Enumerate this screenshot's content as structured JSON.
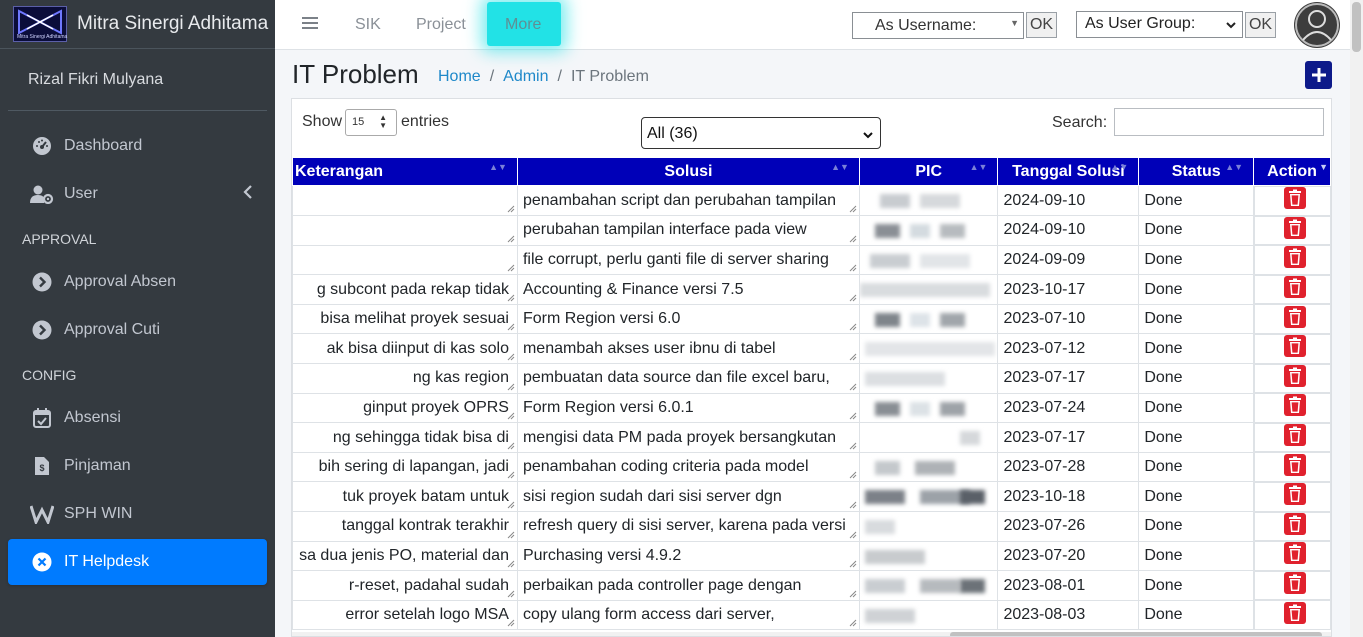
{
  "brand": {
    "name": "Mitra Sinergi Adhitama",
    "logo_text": "Mitra Sinergi Adhitama"
  },
  "user": {
    "name": "Rizal Fikri Mulyana"
  },
  "sidebar": {
    "items": [
      {
        "label": "Dashboard",
        "icon": "dashboard-gauge-icon"
      },
      {
        "label": "User",
        "icon": "user-gear-icon"
      }
    ],
    "approval_header": "APPROVAL",
    "approval_items": [
      {
        "label": "Approval Absen"
      },
      {
        "label": "Approval Cuti"
      }
    ],
    "config_header": "CONFIG",
    "config_items": [
      {
        "label": "Absensi",
        "icon": "calendar-check-icon"
      },
      {
        "label": "Pinjaman",
        "icon": "file-invoice-dollar-icon"
      },
      {
        "label": "SPH WIN",
        "icon": "w-letter-icon"
      }
    ],
    "active_item": {
      "label": "IT Helpdesk",
      "icon": "close-circle-icon"
    },
    "active_color": "#007bff",
    "bg_color": "#343a40"
  },
  "topbar": {
    "links": [
      "SIK",
      "Project",
      "More"
    ],
    "as_username_label": "As Username:",
    "ok_label": "OK",
    "as_group_label": "As User Group:",
    "highlight_color": "#22e2e6"
  },
  "page": {
    "title": "IT Problem",
    "breadcrumb": [
      "Home",
      "Admin",
      "IT Problem"
    ]
  },
  "table_controls": {
    "show_label": "Show",
    "show_value": "15",
    "entries_label": "entries",
    "filter_value": "All (36)",
    "search_label": "Search:"
  },
  "table": {
    "header_color": "#0000b8",
    "columns": [
      "Keterangan",
      "Solusi",
      "PIC",
      "Tanggal Solusi",
      "Status",
      "Action"
    ],
    "rows": [
      {
        "keterangan": "",
        "solusi": "penambahan script dan perubahan tampilan",
        "tanggal": "2024-09-10",
        "status": "Done"
      },
      {
        "keterangan": "",
        "solusi": "perubahan tampilan interface pada view",
        "tanggal": "2024-09-10",
        "status": "Done"
      },
      {
        "keterangan": "",
        "solusi": "file corrupt, perlu ganti file di server sharing",
        "tanggal": "2024-09-09",
        "status": "Done"
      },
      {
        "keterangan": "g subcont pada rekap tidak",
        "solusi": "Accounting & Finance versi 7.5",
        "tanggal": "2023-10-17",
        "status": "Done"
      },
      {
        "keterangan": "bisa melihat proyek sesuai",
        "solusi": "Form Region versi 6.0",
        "tanggal": "2023-07-10",
        "status": "Done"
      },
      {
        "keterangan": "ak bisa diinput di kas solo",
        "solusi": "menambah akses user ibnu di tabel",
        "tanggal": "2023-07-12",
        "status": "Done"
      },
      {
        "keterangan": "ng kas region",
        "solusi": "pembuatan data source dan file excel baru,",
        "tanggal": "2023-07-17",
        "status": "Done"
      },
      {
        "keterangan": "ginput proyek OPRS",
        "solusi": "Form Region versi 6.0.1",
        "tanggal": "2023-07-24",
        "status": "Done"
      },
      {
        "keterangan": "ng sehingga tidak bisa di",
        "solusi": "mengisi data PM pada proyek bersangkutan",
        "tanggal": "2023-07-17",
        "status": "Done"
      },
      {
        "keterangan": "bih sering di lapangan, jadi",
        "solusi": "penambahan coding criteria pada model",
        "tanggal": "2023-07-28",
        "status": "Done"
      },
      {
        "keterangan": "tuk proyek batam untuk",
        "solusi": "sisi region sudah dari sisi server dgn",
        "tanggal": "2023-10-18",
        "status": "Done"
      },
      {
        "keterangan": "tanggal kontrak terakhir",
        "solusi": "refresh query di sisi server, karena pada versi",
        "tanggal": "2023-07-26",
        "status": "Done"
      },
      {
        "keterangan": "sa dua jenis PO, material dan",
        "solusi": "Purchasing versi 4.9.2",
        "tanggal": "2023-07-20",
        "status": "Done"
      },
      {
        "keterangan": "r-reset, padahal sudah",
        "solusi": "perbaikan pada controller page dengan",
        "tanggal": "2023-08-01",
        "status": "Done"
      },
      {
        "keterangan": "error setelah logo MSA",
        "solusi": "copy ulang form access dari server,",
        "tanggal": "2023-08-03",
        "status": "Done"
      }
    ],
    "delete_color": "#e0212d"
  }
}
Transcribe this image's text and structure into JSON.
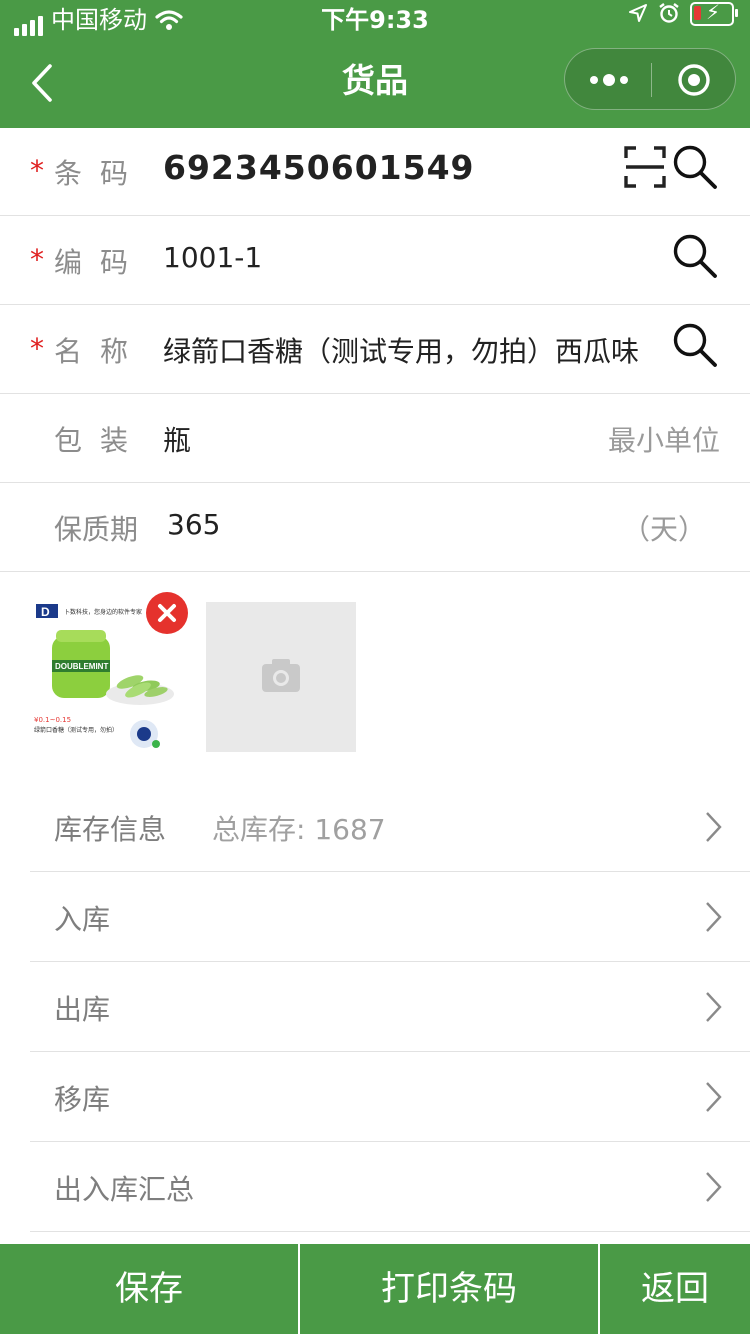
{
  "status_bar": {
    "carrier": "中国移动",
    "time": "下午9:33",
    "icons": [
      "signal-icon",
      "wifi-icon",
      "location-icon",
      "alarm-icon",
      "battery-charging-icon"
    ]
  },
  "nav": {
    "title": "货品",
    "back_icon": "chevron-left-icon",
    "more_icon": "more-dots-icon",
    "close_icon": "target-icon"
  },
  "form": {
    "barcode": {
      "label": "条码",
      "value": "6923450601549",
      "required": "*"
    },
    "code": {
      "label": "编码",
      "value": "1001-1",
      "required": "*"
    },
    "name": {
      "label": "名称",
      "value": "绿箭口香糖（测试专用，勿拍）西瓜味",
      "required": "*"
    },
    "package": {
      "label": "包装",
      "value": "瓶",
      "hint": "最小单位"
    },
    "shelf_life": {
      "label": "保质期",
      "value": "365",
      "hint": "（天）"
    }
  },
  "product_image": {
    "brand": "DOUBLEMINT",
    "caption": "绿箭口香糖（测试专用，勿拍）",
    "price": "¥0.1~0.15",
    "top_text": "卜数科技，您身边的软件专家"
  },
  "links": [
    {
      "label": "库存信息",
      "sub": "总库存:   1687"
    },
    {
      "label": "入库",
      "sub": ""
    },
    {
      "label": "出库",
      "sub": ""
    },
    {
      "label": "移库",
      "sub": ""
    },
    {
      "label": "出入库汇总",
      "sub": ""
    }
  ],
  "bottom": {
    "save": "保存",
    "print": "打印条码",
    "back": "返回"
  },
  "colors": {
    "brand_green": "#4a9a46",
    "required_red": "#e02020",
    "delete_red": "#e5322d"
  }
}
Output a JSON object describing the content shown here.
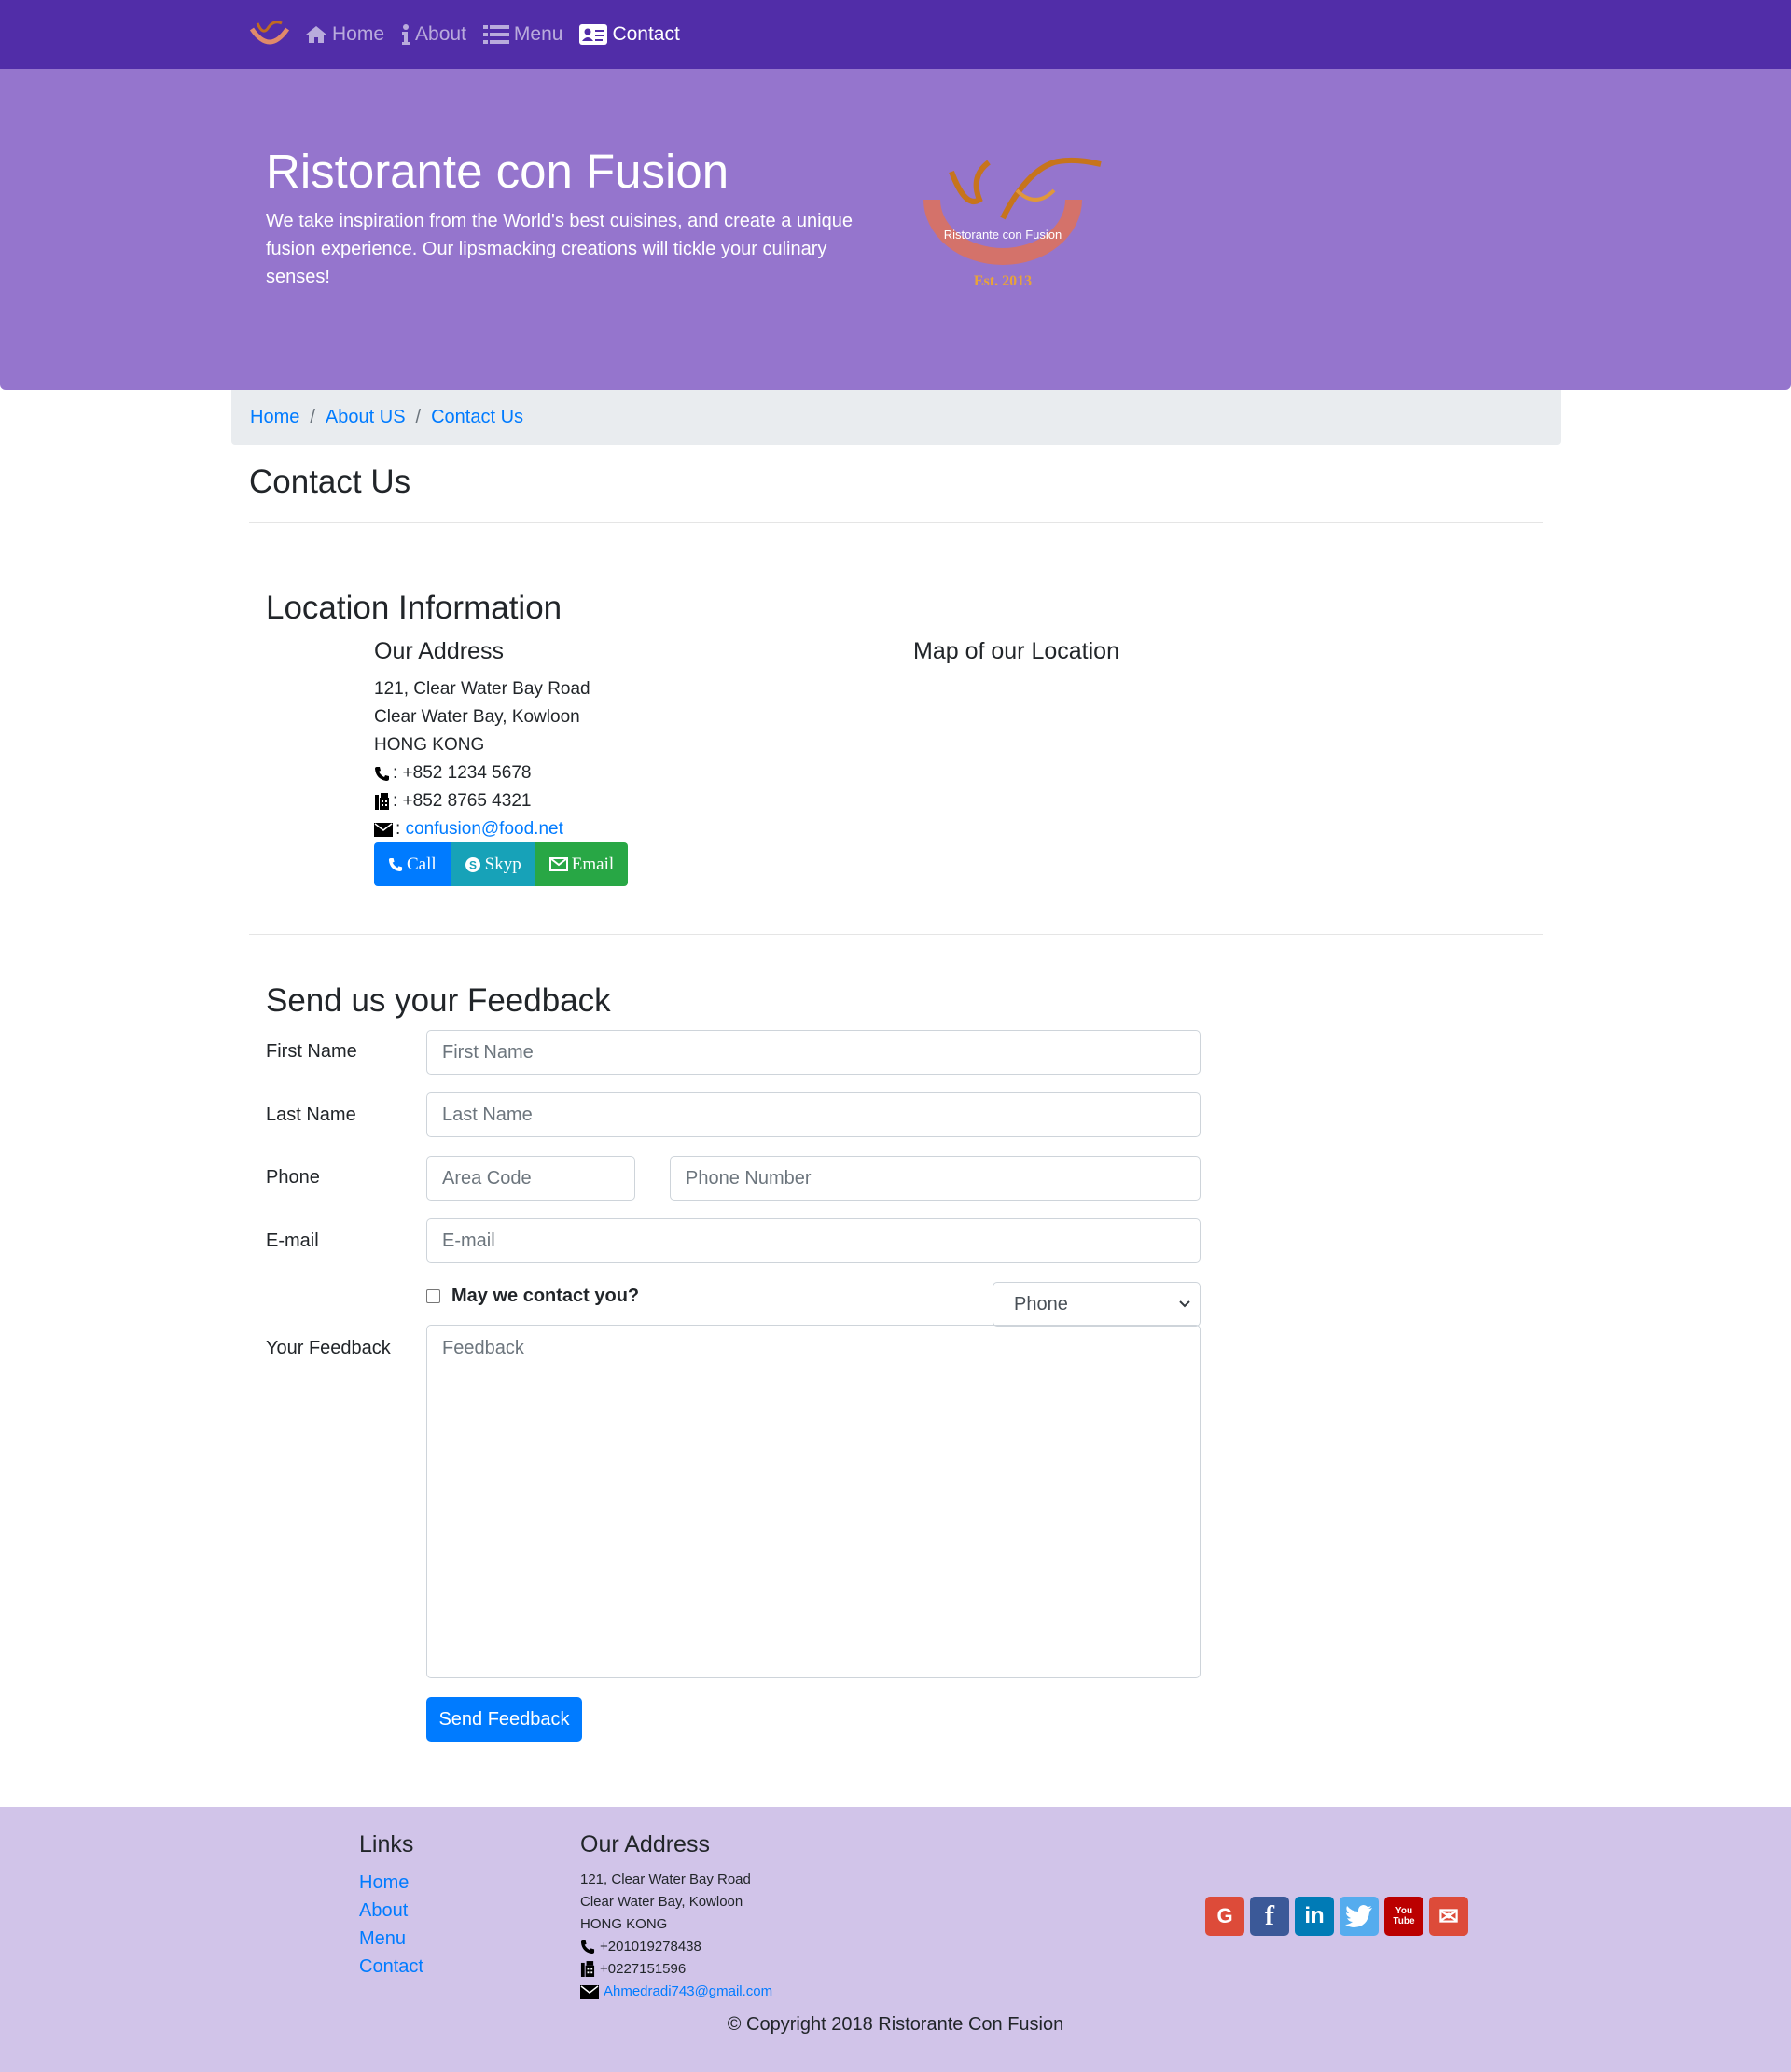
{
  "nav": {
    "items": [
      {
        "label": "Home",
        "icon": "home-icon"
      },
      {
        "label": "About",
        "icon": "info-icon"
      },
      {
        "label": "Menu",
        "icon": "list-icon"
      },
      {
        "label": "Contact",
        "icon": "address-card-icon"
      }
    ],
    "active": "Contact"
  },
  "jumbotron": {
    "title": "Ristorante con Fusion",
    "text": "We take inspiration from the World's best cuisines, and create a unique fusion experience. Our lipsmacking creations will tickle your culinary senses!",
    "logo_text": "Ristorante con Fusion",
    "logo_est": "Est. 2013"
  },
  "breadcrumb": [
    "Home",
    "About US",
    "Contact Us"
  ],
  "page_title": "Contact Us",
  "location": {
    "heading": "Location Information",
    "address_heading": "Our Address",
    "address_lines": [
      "121, Clear Water Bay Road",
      "Clear Water Bay, Kowloon",
      "HONG KONG"
    ],
    "phone": ": +852 1234 5678",
    "fax": ": +852 8765 4321",
    "email_prefix": ":",
    "email": "confusion@food.net",
    "map_heading": "Map of our Location",
    "buttons": {
      "call": "Call",
      "skype": "Skyp",
      "email": "Email"
    }
  },
  "feedback": {
    "heading": "Send us your Feedback",
    "first_name_label": "First Name",
    "first_name_placeholder": "First Name",
    "last_name_label": "Last Name",
    "last_name_placeholder": "Last Name",
    "phone_label": "Phone",
    "area_code_placeholder": "Area Code",
    "phone_number_placeholder": "Phone Number",
    "email_label": "E-mail",
    "email_placeholder": "E-mail",
    "contact_checkbox_label": "May we contact you?",
    "contact_select_value": "Phone",
    "feedback_label": "Your Feedback",
    "feedback_placeholder": "Feedback",
    "submit": "Send Feedback"
  },
  "footer": {
    "links_heading": "Links",
    "links": [
      "Home",
      "About",
      "Menu",
      "Contact"
    ],
    "address_heading": "Our Address",
    "address_lines": [
      "121, Clear Water Bay Road",
      "Clear Water Bay, Kowloon",
      "HONG KONG"
    ],
    "phone": "+201019278438",
    "fax": "+0227151596",
    "email": "Ahmedradi743@gmail.com",
    "social": [
      {
        "name": "google-icon",
        "glyph": "G",
        "color": "#dd4b39"
      },
      {
        "name": "facebook-icon",
        "glyph": "f",
        "color": "#3b5998"
      },
      {
        "name": "linkedin-icon",
        "glyph": "in",
        "color": "#007bb6"
      },
      {
        "name": "twitter-icon",
        "glyph": "t",
        "color": "#55acee"
      },
      {
        "name": "youtube-icon",
        "glyph": "You Tube",
        "color": "#bb0000"
      },
      {
        "name": "mail-icon",
        "glyph": "✉",
        "color": "#dd4b39"
      }
    ],
    "copyright": "© Copyright 2018 Ristorante Con Fusion"
  },
  "colors": {
    "navbar": "#512da8",
    "jumbotron": "#9575cd",
    "footer": "#d1c4e9",
    "primary": "#007bff",
    "info": "#17a2b8",
    "success": "#28a745"
  }
}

■ ■ ■

### PROBLEM DETAILS
Return every line holding the word "Adhitama" from the records.

### SOLVED PROBLEM
    "name": "Mitra Sinergi Adhitama",
    "logo_text": "Mitra Sinergi Adhitama"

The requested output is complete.